State the number of lines with the string "Adjusted" in them, and nothing else.

Material supplied

----------------------------------------

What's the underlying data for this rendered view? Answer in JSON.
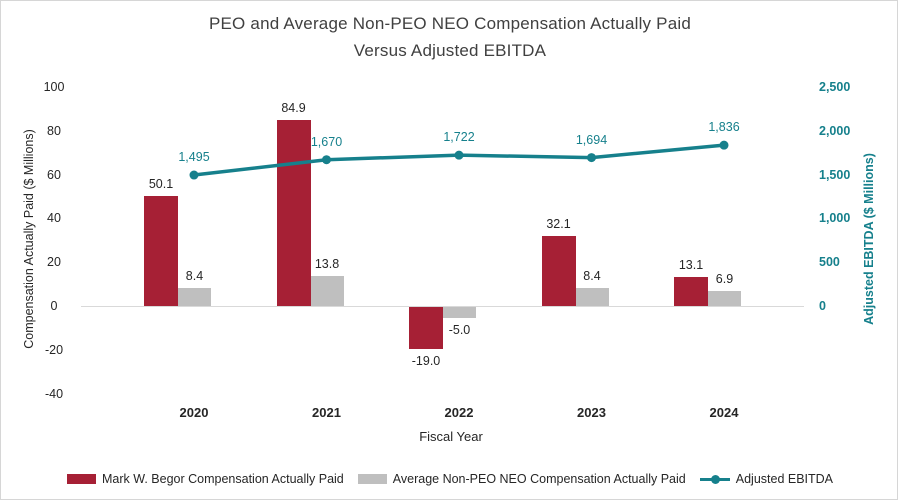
{
  "title": {
    "line1": "PEO and Average Non-PEO NEO Compensation Actually Paid",
    "line2": "Versus Adjusted EBITDA"
  },
  "chart_data": {
    "type": "combo-bar-line",
    "categories": [
      "2020",
      "2021",
      "2022",
      "2023",
      "2024"
    ],
    "series": [
      {
        "name": "Mark W. Begor Compensation Actually Paid",
        "type": "bar",
        "axis": "left",
        "color": "#A62035",
        "values": [
          50.1,
          84.9,
          -19.0,
          32.1,
          13.1
        ],
        "labels": [
          "50.1",
          "84.9",
          "-19.0",
          "32.1",
          "13.1"
        ]
      },
      {
        "name": "Average Non-PEO NEO Compensation Actually Paid",
        "type": "bar",
        "axis": "left",
        "color": "#BFBFBF",
        "values": [
          8.4,
          13.8,
          -5.0,
          8.4,
          6.9
        ],
        "labels": [
          "8.4",
          "13.8",
          "-5.0",
          "8.4",
          "6.9"
        ]
      },
      {
        "name": "Adjusted EBITDA",
        "type": "line",
        "axis": "right",
        "color": "#16808C",
        "values": [
          1495,
          1670,
          1722,
          1694,
          1836
        ],
        "labels": [
          "1,495",
          "1,670",
          "1,722",
          "1,694",
          "1,836"
        ]
      }
    ],
    "left_axis": {
      "title": "Compensation Actually Paid ($ Millions)",
      "min": -40,
      "max": 100,
      "step": 20,
      "ticks": [
        "100",
        "80",
        "60",
        "40",
        "20",
        "0",
        "-20",
        "-40"
      ]
    },
    "right_axis": {
      "title": "Adjusted EBITDA ($ Millions)",
      "min": 0,
      "max": 2500,
      "step": 500,
      "ticks": [
        "2,500",
        "2,000",
        "1,500",
        "1,000",
        "500",
        "0"
      ]
    },
    "x_axis": {
      "title": "Fiscal Year"
    },
    "legend_position": "bottom",
    "grid": false
  },
  "colors": {
    "peo_bar": "#A62035",
    "neo_bar": "#BFBFBF",
    "ebitda_line": "#16808C",
    "axis_line": "#D9D9D9",
    "text": "#262626",
    "title_text": "#404040"
  }
}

----------------------------------------

Output for this task
3